» WHAT TO PRODUCE
Scan the entries below and extract each line with the word "感受古诗美的意境" in it.

A block of data

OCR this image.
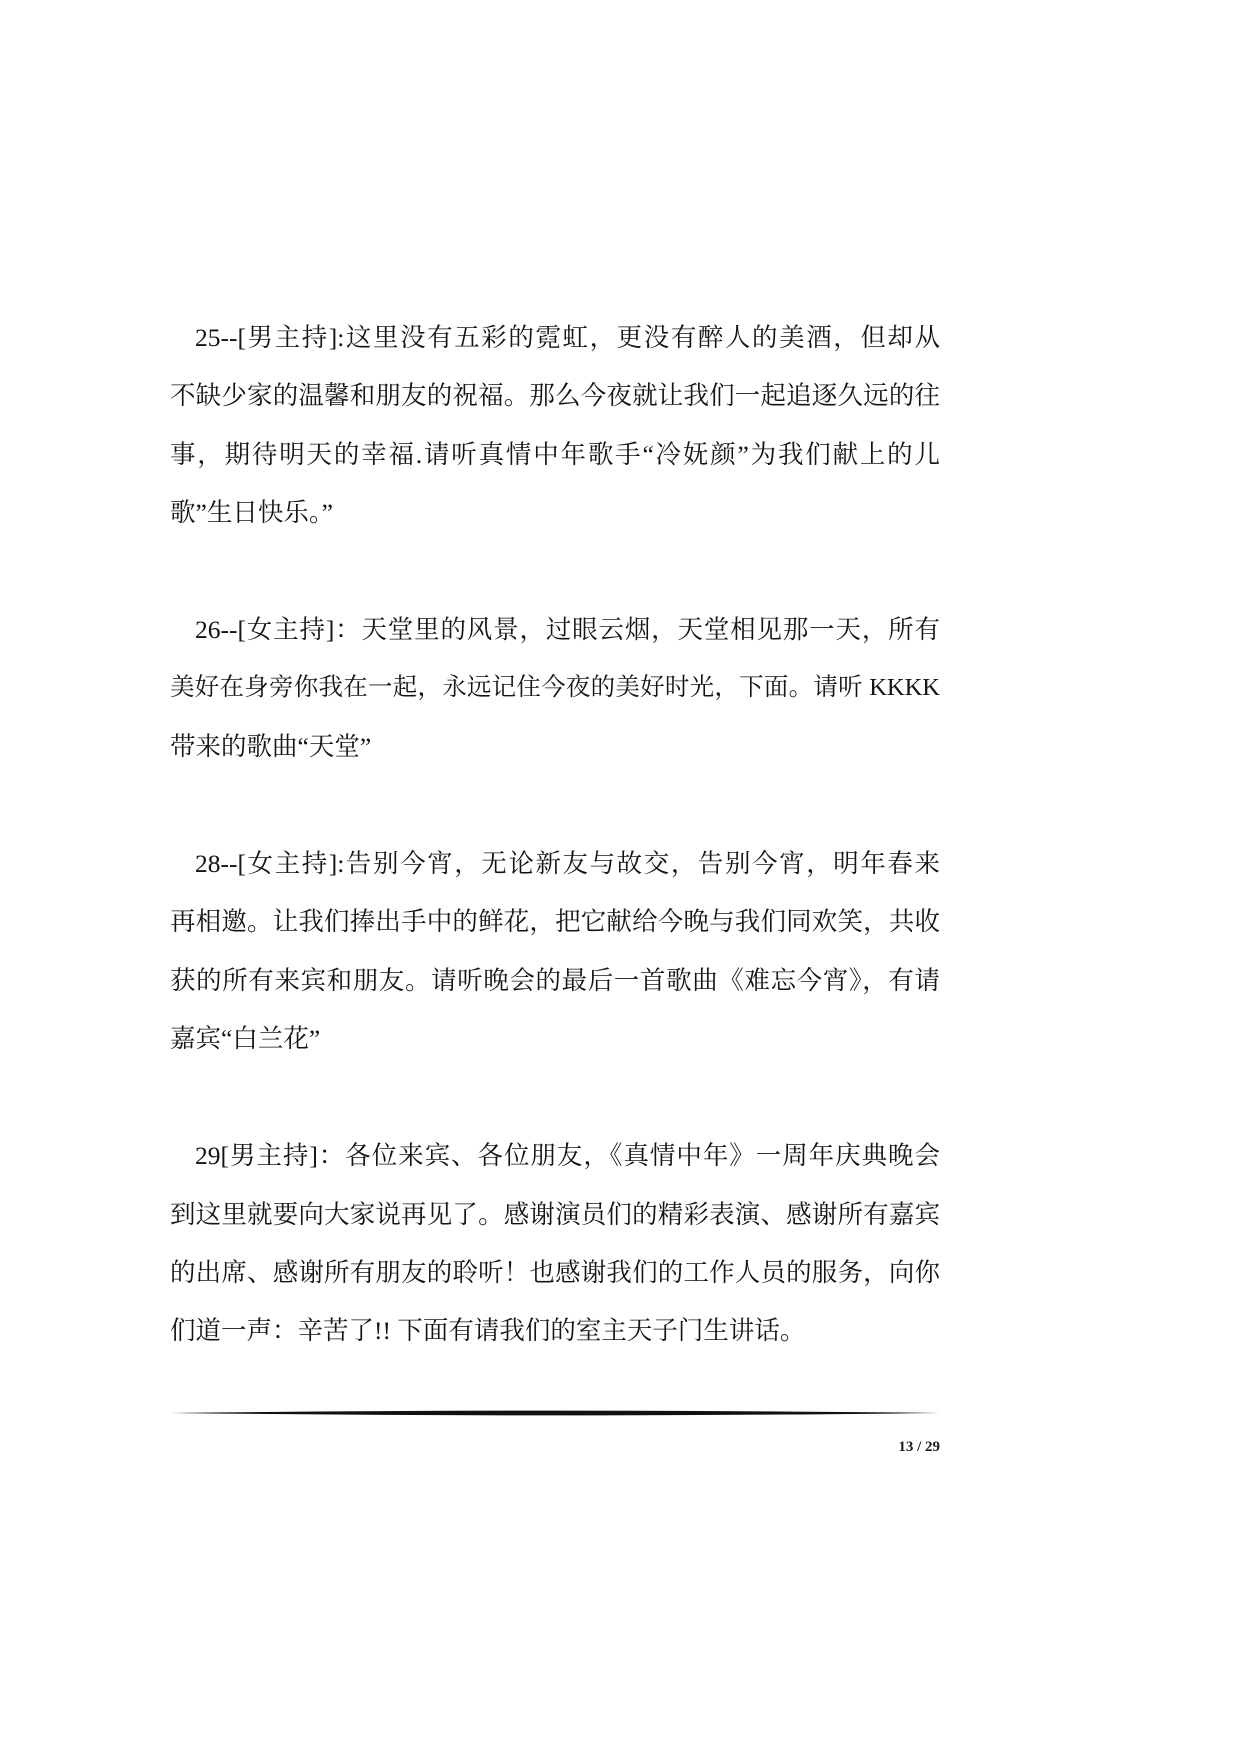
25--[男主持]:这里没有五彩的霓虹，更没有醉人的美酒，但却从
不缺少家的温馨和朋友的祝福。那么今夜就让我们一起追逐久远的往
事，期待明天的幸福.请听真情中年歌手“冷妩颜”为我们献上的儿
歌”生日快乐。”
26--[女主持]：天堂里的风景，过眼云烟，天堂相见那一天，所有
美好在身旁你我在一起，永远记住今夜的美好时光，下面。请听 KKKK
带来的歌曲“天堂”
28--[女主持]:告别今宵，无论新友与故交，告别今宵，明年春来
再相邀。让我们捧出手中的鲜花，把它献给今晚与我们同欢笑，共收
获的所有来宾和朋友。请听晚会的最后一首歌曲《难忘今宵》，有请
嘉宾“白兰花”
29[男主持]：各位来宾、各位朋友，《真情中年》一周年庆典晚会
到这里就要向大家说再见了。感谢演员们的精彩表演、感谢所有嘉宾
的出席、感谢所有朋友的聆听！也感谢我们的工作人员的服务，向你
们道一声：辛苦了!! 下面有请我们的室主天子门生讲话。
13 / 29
---
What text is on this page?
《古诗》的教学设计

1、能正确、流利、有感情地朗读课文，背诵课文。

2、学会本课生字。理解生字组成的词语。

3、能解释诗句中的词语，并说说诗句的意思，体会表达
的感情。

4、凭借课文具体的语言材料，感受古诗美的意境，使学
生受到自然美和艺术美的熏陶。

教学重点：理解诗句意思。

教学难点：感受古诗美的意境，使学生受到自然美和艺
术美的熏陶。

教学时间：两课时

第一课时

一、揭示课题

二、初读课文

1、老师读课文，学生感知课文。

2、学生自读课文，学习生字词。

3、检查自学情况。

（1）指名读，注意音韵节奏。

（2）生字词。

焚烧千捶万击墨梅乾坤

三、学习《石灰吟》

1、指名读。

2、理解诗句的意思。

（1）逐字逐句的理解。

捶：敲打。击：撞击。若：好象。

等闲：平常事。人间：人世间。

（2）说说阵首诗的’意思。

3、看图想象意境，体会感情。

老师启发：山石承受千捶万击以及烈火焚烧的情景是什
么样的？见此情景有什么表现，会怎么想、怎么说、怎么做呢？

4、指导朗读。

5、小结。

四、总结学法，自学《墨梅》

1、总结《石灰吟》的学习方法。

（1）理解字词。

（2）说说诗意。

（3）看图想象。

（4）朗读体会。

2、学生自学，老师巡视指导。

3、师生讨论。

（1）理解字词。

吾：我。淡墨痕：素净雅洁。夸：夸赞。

» THE OUTPUT
4、凭借课文具体的语言材料，感受古诗美的意境，使学
教学难点：感受古诗美的意境，使学生受到自然美和艺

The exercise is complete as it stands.